■ REQUEST ■
Transcribe each of the records below exactly, excluding all pictures.

[Begin]

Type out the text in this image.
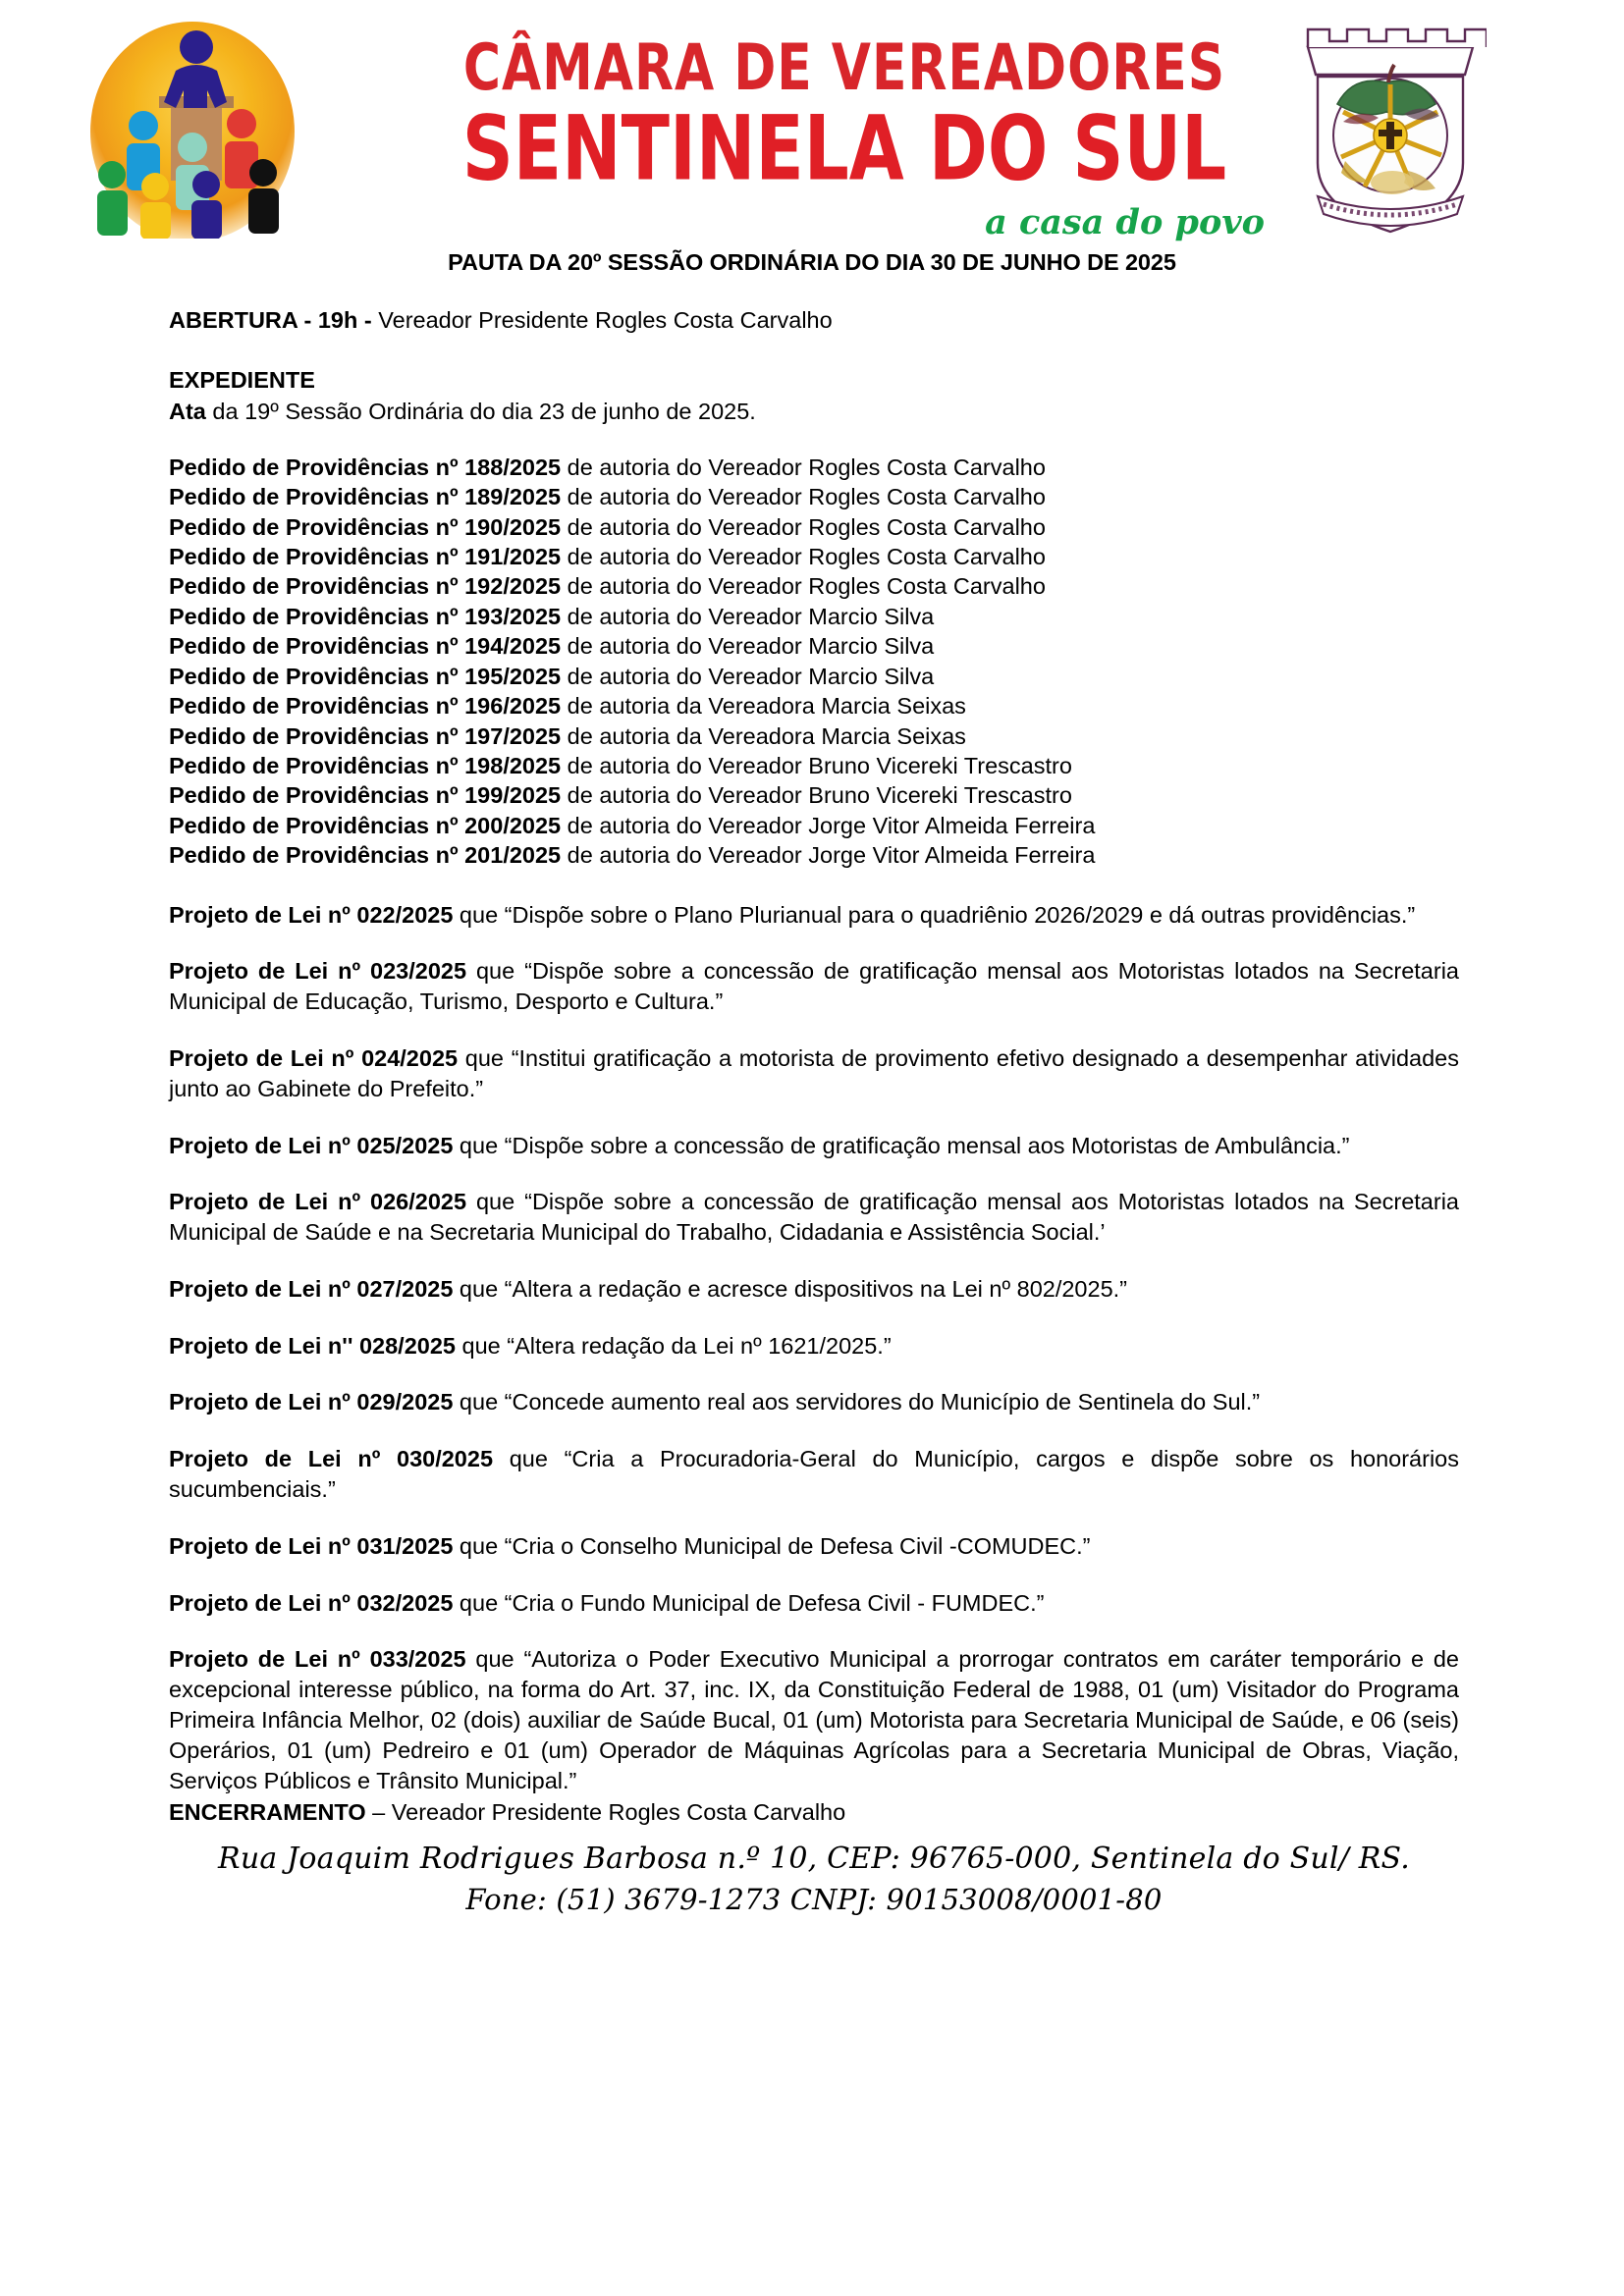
CÂMARA DE VEREADORES
SENTINELA DO SUL
a casa do povo
PAUTA DA 20º SESSÃO ORDINÁRIA DO DIA 30 DE JUNHO DE 2025

ABERTURA - 19h - Vereador Presidente Rogles Costa Carvalho

EXPEDIENTE

Ata da 19º Sessão Ordinária do dia 23 de junho de 2025.

Pedido de Providências nº 188/2025 de autoria do Vereador Rogles Costa Carvalho

Pedido de Providências nº 189/2025 de autoria do Vereador Rogles Costa Carvalho

Pedido de Providências nº 190/2025 de autoria do Vereador Rogles Costa Carvalho

Pedido de Providências nº 191/2025 de autoria do Vereador Rogles Costa Carvalho

Pedido de Providências nº 192/2025 de autoria do Vereador Rogles Costa Carvalho

Pedido de Providências nº 193/2025 de autoria do Vereador Marcio Silva

Pedido de Providências nº 194/2025 de autoria do Vereador Marcio Silva

Pedido de Providências nº 195/2025 de autoria do Vereador Marcio Silva

Pedido de Providências nº 196/2025 de autoria da Vereadora Marcia Seixas

Pedido de Providências nº 197/2025 de autoria da Vereadora Marcia Seixas

Pedido de Providências nº 198/2025 de autoria do Vereador Bruno Vicereki Trescastro

Pedido de Providências nº 199/2025 de autoria do Vereador Bruno Vicereki Trescastro

Pedido de Providências nº 200/2025 de autoria do Vereador Jorge Vitor Almeida Ferreira

Pedido de Providências nº 201/2025 de autoria do Vereador Jorge Vitor Almeida Ferreira

Projeto de Lei nº 022/2025 que “Dispõe sobre o Plano Plurianual para o quadriênio 2026/2029 e dá outras providências.”

Projeto de Lei nº 023/2025 que “Dispõe sobre a concessão de gratificação mensal aos Motoristas lotados na Secretaria Municipal de Educação, Turismo, Desporto e Cultura.”

Projeto de Lei nº 024/2025 que “Institui gratificação a motorista de provimento efetivo designado a desempenhar atividades junto ao Gabinete do Prefeito.”

Projeto de Lei nº 025/2025 que “Dispõe sobre a concessão de gratificação mensal aos Motoristas de Ambulância.”

Projeto de Lei nº 026/2025 que “Dispõe sobre a concessão de gratificação mensal aos Motoristas lotados na Secretaria Municipal de Saúde e na Secretaria Municipal do Trabalho, Cidadania e Assistência Social.’

Projeto de Lei nº 027/2025 que “Altera a redação e acresce dispositivos na Lei nº 802/2025.”

Projeto de Lei n'' 028/2025 que “Altera redação da Lei nº 1621/2025.”

Projeto de Lei nº 029/2025 que “Concede aumento real aos servidores do Município de Sentinela do Sul.”

Projeto de Lei nº 030/2025 que “Cria a Procuradoria-Geral do Município, cargos e dispõe sobre os honorários sucumbenciais.”

Projeto de Lei nº 031/2025 que “Cria o Conselho Municipal de Defesa Civil -COMUDEC.”

Projeto de Lei nº 032/2025 que “Cria o Fundo Municipal de Defesa Civil - FUMDEC.”

Projeto de Lei nº 033/2025 que “Autoriza o Poder Executivo Municipal a prorrogar contratos em caráter temporário e de excepcional interesse público, na forma do Art. 37, inc. IX, da Constituição Federal de 1988, 01 (um) Visitador do Programa Primeira Infância Melhor, 02 (dois) auxiliar de Saúde Bucal, 01 (um) Motorista para Secretaria Municipal de Saúde, e 06 (seis) Operários, 01 (um) Pedreiro e 01 (um) Operador de Máquinas Agrícolas para a Secretaria Municipal de Obras, Viação, Serviços Públicos e Trânsito Municipal.”

ENCERRAMENTO – Vereador Presidente Rogles Costa Carvalho

Rua Joaquim Rodrigues Barbosa n.º 10, CEP: 96765-000, Sentinela do Sul/ RS.
Fone: (51) 3679-1273 CNPJ: 90153008/0001-80
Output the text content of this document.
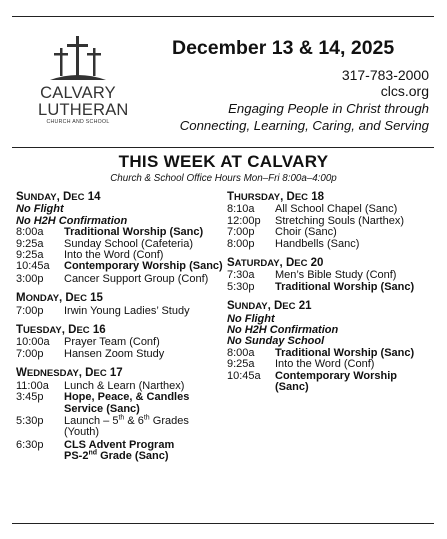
CALVARY
LUTHERAN
CHURCH AND SCHOOL
December 13 & 14, 2025
317-783-2000
clcs.org
Engaging People in Christ through
Connecting, Learning, Caring, and Serving
THIS WEEK AT CALVARY
Church & School Office Hours Mon–Fri 8:00a–4:00p
SUNDAY, DEC 14
No Flight
No H2H Confirmation
8:00a	Traditional Worship (Sanc)
9:25a	Sunday School (Cafeteria)
9:25a	Into the Word (Conf)
10:45a	Contemporary Worship (Sanc)
3:00p	Cancer Support Group (Conf)
MONDAY, DEC 15
7:00p	Irwin Young Ladies’ Study
TUESDAY, DEC 16
10:00a	Prayer Team (Conf)
7:00p	Hansen Zoom Study
WEDNESDAY, DEC 17
11:00a	Lunch & Learn (Narthex)
3:45p	Hope, Peace, & Candles Service (Sanc)
5:30p	Launch – 5th & 6th Grades (Youth)
6:30p	CLS Advent Program
PS-2nd Grade (Sanc)
THURSDAY, DEC 18
8:10a	All School Chapel (Sanc)
12:00p	Stretching Souls (Narthex)
7:00p	Choir (Sanc)
8:00p	Handbells (Sanc)
SATURDAY, DEC 20
7:30a	Men’s Bible Study (Conf)
5:30p	Traditional Worship (Sanc)
SUNDAY, DEC 21
No Flight
No H2H Confirmation
No Sunday School
8:00a	Traditional Worship (Sanc)
9:25a	Into the Word (Conf)
10:45a	Contemporary Worship (Sanc)
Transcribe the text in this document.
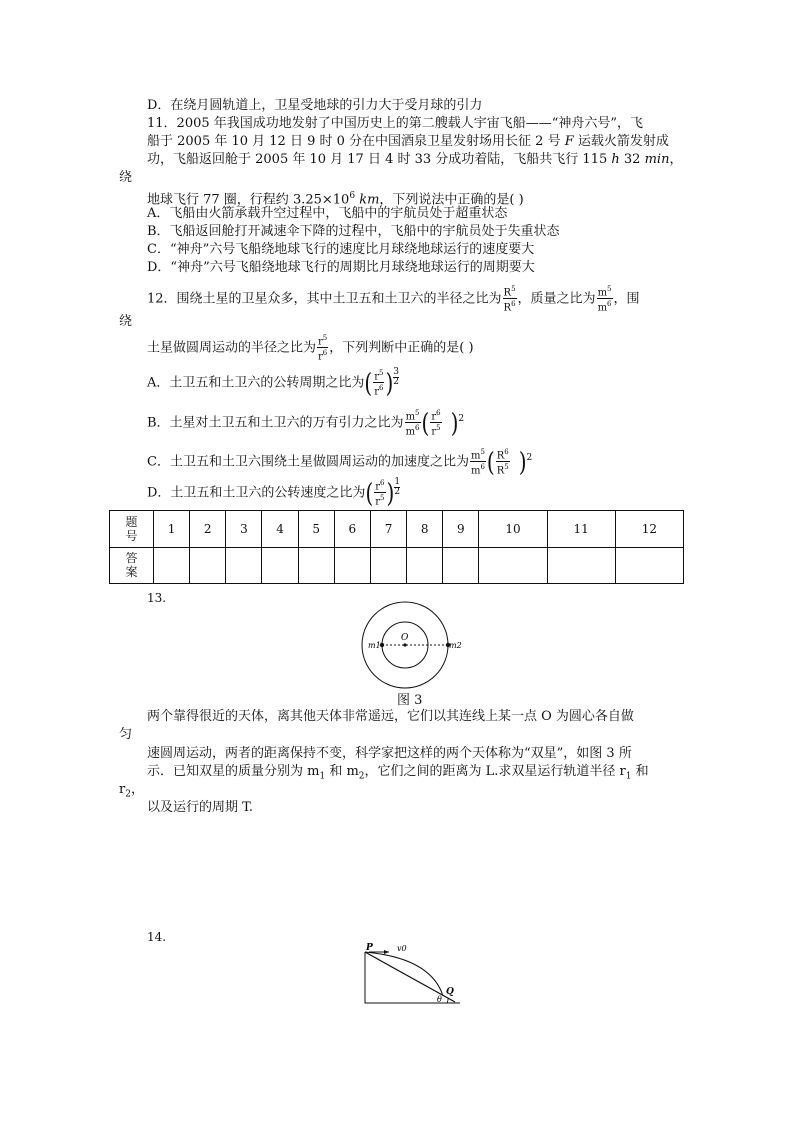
D．在绕月圆轨道上，卫星受地球的引力大于受月球的引力
11．2005 年我国成功地发射了中国历史上的第二艘载人宇宙飞船——“神舟六号”，飞
船于 2005 年 10 月 12 日 9 时 0 分在中国酒泉卫星发射场用长征 2 号 F 运载火箭发射成
功，飞船返回舱于 2005 年 10 月 17 日 4 时 33 分成功着陆，飞船共飞行 115 h 32 min，
绕
地球飞行 77 圈，行程约 $3.25\times 10^6$ km，下列说法中正确的是( )
A．飞船由火箭承载升空过程中，飞船中的宇航员处于超重状态
B．飞船返回舱打开减速伞下降的过程中，飞船中的宇航员处于失重状态
C．“神舟”六号飞船绕地球飞行的速度比月球绕地球运行的速度要大
D．“神舟”六号飞船绕地球飞行的周期比月球绕地球运行的周期要大
12．围绕土星的卫星众多，其中土卫五和土卫六的半径之比为 $\frac{R^5}{R^6}$ ，质量之比为 $\frac{m^5}{m^6}$ ，围
绕
土星做圆周运动的半径之比为 $\frac{r^5}{r^6}$ ，下列判断中正确的是( )
A．土卫五和土卫六的公转周期之比为( $\frac{r^5}{r^6}$ ) $\frac{3}{2}$
B．土星对土卫五和土卫六的万有引力之比为 $\frac{m^5}{m^6}$ ( $\frac{r^6}{r^5} )^2$
C．土卫五和土卫六围绕土星做圆周运动的加速度之比为 $\frac{m^5}{m^6}$ ( $\frac{R^6}{R^5} )^2$
D．土卫五和土卫六的公转速度之比为( $\frac{r^6}{r^5}$ ) $\frac{1}{2}$
题
号	1	2	3	4	5	6	7	8	9	10	11	12
答
案												
13.
O
m1	m2
图 3
两个靠得很近的天体，离其他天体非常遥远，它们以其连线上某一点 O 为圆心各自做
匀
速圆周运动，两者的距离保持不变，科学家把这样的两个天体称为“双星”，如图 3 所
示．已知双星的质量分别为 $m_1$ 和 $m_2$，它们之间的距离为 L.求双星运行轨道半径 $r_1$ 和
$r_2$，
以及运行的周期 T.
14.
P	v0
Q
θ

[End]

■ EXPECTED OUTPUT ■
Type out the text in this image.
CÂMARA DE VEREADORES
SENTINELA DO SUL
a casa do povo
PAUTA DA 20º SESSÃO ORDINÁRIA DO DIA 30 DE JUNHO DE 2025

ABERTURA - 19h - Vereador Presidente Rogles Costa Carvalho

EXPEDIENTE

Ata da 19º Sessão Ordinária do dia 23 de junho de 2025.

Pedido de Providências nº 188/2025 de autoria do Vereador Rogles Costa Carvalho

Pedido de Providências nº 189/2025 de autoria do Vereador Rogles Costa Carvalho

Pedido de Providências nº 190/2025 de autoria do Vereador Rogles Costa Carvalho

Pedido de Providências nº 191/2025 de autoria do Vereador Rogles Costa Carvalho

Pedido de Providências nº 192/2025 de autoria do Vereador Rogles Costa Carvalho

Pedido de Providências nº 193/2025 de autoria do Vereador Marcio Silva

Pedido de Providências nº 194/2025 de autoria do Vereador Marcio Silva

Pedido de Providências nº 195/2025 de autoria do Vereador Marcio Silva

Pedido de Providências nº 196/2025 de autoria da Vereadora Marcia Seixas

Pedido de Providências nº 197/2025 de autoria da Vereadora Marcia Seixas

Pedido de Providências nº 198/2025 de autoria do Vereador Bruno Vicereki Trescastro

Pedido de Providências nº 199/2025 de autoria do Vereador Bruno Vicereki Trescastro

Pedido de Providências nº 200/2025 de autoria do Vereador Jorge Vitor Almeida Ferreira

Pedido de Providências nº 201/2025 de autoria do Vereador Jorge Vitor Almeida Ferreira

Projeto de Lei nº 022/2025 que “Dispõe sobre o Plano Plurianual para o quadriênio 2026/2029 e dá outras providências.”

Projeto de Lei nº 023/2025 que “Dispõe sobre a concessão de gratificação mensal aos Motoristas lotados na Secretaria Municipal de Educação, Turismo, Desporto e Cultura.”

Projeto de Lei nº 024/2025 que “Institui gratificação a motorista de provimento efetivo designado a desempenhar atividades junto ao Gabinete do Prefeito.”

Projeto de Lei nº 025/2025 que “Dispõe sobre a concessão de gratificação mensal aos Motoristas de Ambulância.”

Projeto de Lei nº 026/2025 que “Dispõe sobre a concessão de gratificação mensal aos Motoristas lotados na Secretaria Municipal de Saúde e na Secretaria Municipal do Trabalho, Cidadania e Assistência Social.’

Projeto de Lei nº 027/2025 que “Altera a redação e acresce dispositivos na Lei nº 802/2025.”

Projeto de Lei n'' 028/2025 que “Altera redação da Lei nº 1621/2025.”

Projeto de Lei nº 029/2025 que “Concede aumento real aos servidores do Município de Sentinela do Sul.”

Projeto de Lei nº 030/2025 que “Cria a Procuradoria-Geral do Município, cargos e dispõe sobre os honorários sucumbenciais.”

Projeto de Lei nº 031/2025 que “Cria o Conselho Municipal de Defesa Civil -COMUDEC.”

Projeto de Lei nº 032/2025 que “Cria o Fundo Municipal de Defesa Civil - FUMDEC.”

Projeto de Lei nº 033/2025 que “Autoriza o Poder Executivo Municipal a prorrogar contratos em caráter temporário e de excepcional interesse público, na forma do Art. 37, inc. IX, da Constituição Federal de 1988, 01 (um) Visitador do Programa Primeira Infância Melhor, 02 (dois) auxiliar de Saúde Bucal, 01 (um) Motorista para Secretaria Municipal de Saúde, e 06 (seis) Operários, 01 (um) Pedreiro e 01 (um) Operador de Máquinas Agrícolas para a Secretaria Municipal de Obras, Viação, Serviços Públicos e Trânsito Municipal.”

ENCERRAMENTO – Vereador Presidente Rogles Costa Carvalho

Rua Joaquim Rodrigues Barbosa n.º 10, CEP: 96765-000, Sentinela do Sul/ RS.
Fone: (51) 3679-1273 CNPJ: 90153008/0001-80
Output the text content of this document.
CALVARY
LUTHERAN
CHURCH AND SCHOOL
December 13 & 14, 2025
317-783-2000
clcs.org
Engaging People in Christ through
Connecting, Learning, Caring, and Serving
THIS WEEK AT CALVARY
Church & School Office Hours Mon–Fri 8:00a–4:00p
SUNDAY, DEC 14
No Flight
No H2H Confirmation
8:00a	Traditional Worship (Sanc)
9:25a	Sunday School (Cafeteria)
9:25a	Into the Word (Conf)
10:45a	Contemporary Worship (Sanc)
3:00p	Cancer Support Group (Conf)
MONDAY, DEC 15
7:00p	Irwin Young Ladies’ Study
TUESDAY, DEC 16
10:00a	Prayer Team (Conf)
7:00p	Hansen Zoom Study
WEDNESDAY, DEC 17
11:00a	Lunch & Learn (Narthex)
3:45p	Hope, Peace, & Candles Service (Sanc)
5:30p	Launch – 5th & 6th Grades (Youth)
6:30p	CLS Advent Program
PS-2nd Grade (Sanc)
THURSDAY, DEC 18
8:10a	All School Chapel (Sanc)
12:00p	Stretching Souls (Narthex)
7:00p	Choir (Sanc)
8:00p	Handbells (Sanc)
SATURDAY, DEC 20
7:30a	Men’s Bible Study (Conf)
5:30p	Traditional Worship (Sanc)
SUNDAY, DEC 21
No Flight
No H2H Confirmation
No Sunday School
8:00a	Traditional Worship (Sanc)
9:25a	Into the Word (Conf)
10:45a	Contemporary Worship (Sanc)
Transcribe the text in this document.
D．在绕月圆轨道上，卫星受地球的引力大于受月球的引力
11．2005 年我国成功地发射了中国历史上的第二艘载人宇宙飞船——“神舟六号”，飞
船于 2005 年 10 月 12 日 9 时 0 分在中国酒泉卫星发射场用长征 2 号 F 运载火箭发射成
功，飞船返回舱于 2005 年 10 月 17 日 4 时 33 分成功着陆，飞船共飞行 115 h 32 min，
绕
地球飞行 77 圈，行程约 $3.25\times 10^6$ km，下列说法中正确的是( )
A．飞船由火箭承载升空过程中，飞船中的宇航员处于超重状态
B．飞船返回舱打开减速伞下降的过程中，飞船中的宇航员处于失重状态
C．“神舟”六号飞船绕地球飞行的速度比月球绕地球运行的速度要大
D．“神舟”六号飞船绕地球飞行的周期比月球绕地球运行的周期要大
12．围绕土星的卫星众多，其中土卫五和土卫六的半径之比为 $\frac{R^5}{R^6}$ ，质量之比为 $\frac{m^5}{m^6}$ ，围
绕
土星做圆周运动的半径之比为 $\frac{r^5}{r^6}$ ，下列判断中正确的是( )
A．土卫五和土卫六的公转周期之比为( $\frac{r^5}{r^6}$ ) $\frac{3}{2}$
B．土星对土卫五和土卫六的万有引力之比为 $\frac{m^5}{m^6}$ ( $\frac{r^6}{r^5} )^2$
C．土卫五和土卫六围绕土星做圆周运动的加速度之比为 $\frac{m^5}{m^6}$ ( $\frac{R^6}{R^5} )^2$
D．土卫五和土卫六的公转速度之比为( $\frac{r^6}{r^5}$ ) $\frac{1}{2}$
题
号	1	2	3	4	5	6	7	8	9	10	11	12
答
案												
13.
O
m1	m2
图 3
两个靠得很近的天体，离其他天体非常遥远，它们以其连线上某一点 O 为圆心各自做
匀
速圆周运动，两者的距离保持不变，科学家把这样的两个天体称为“双星”，如图 3 所
示．已知双星的质量分别为 $m_1$ 和 $m_2$，它们之间的距离为 L.求双星运行轨道半径 $r_1$ 和
$r_2$，
以及运行的周期 T.
14.
P	v0
Q
θ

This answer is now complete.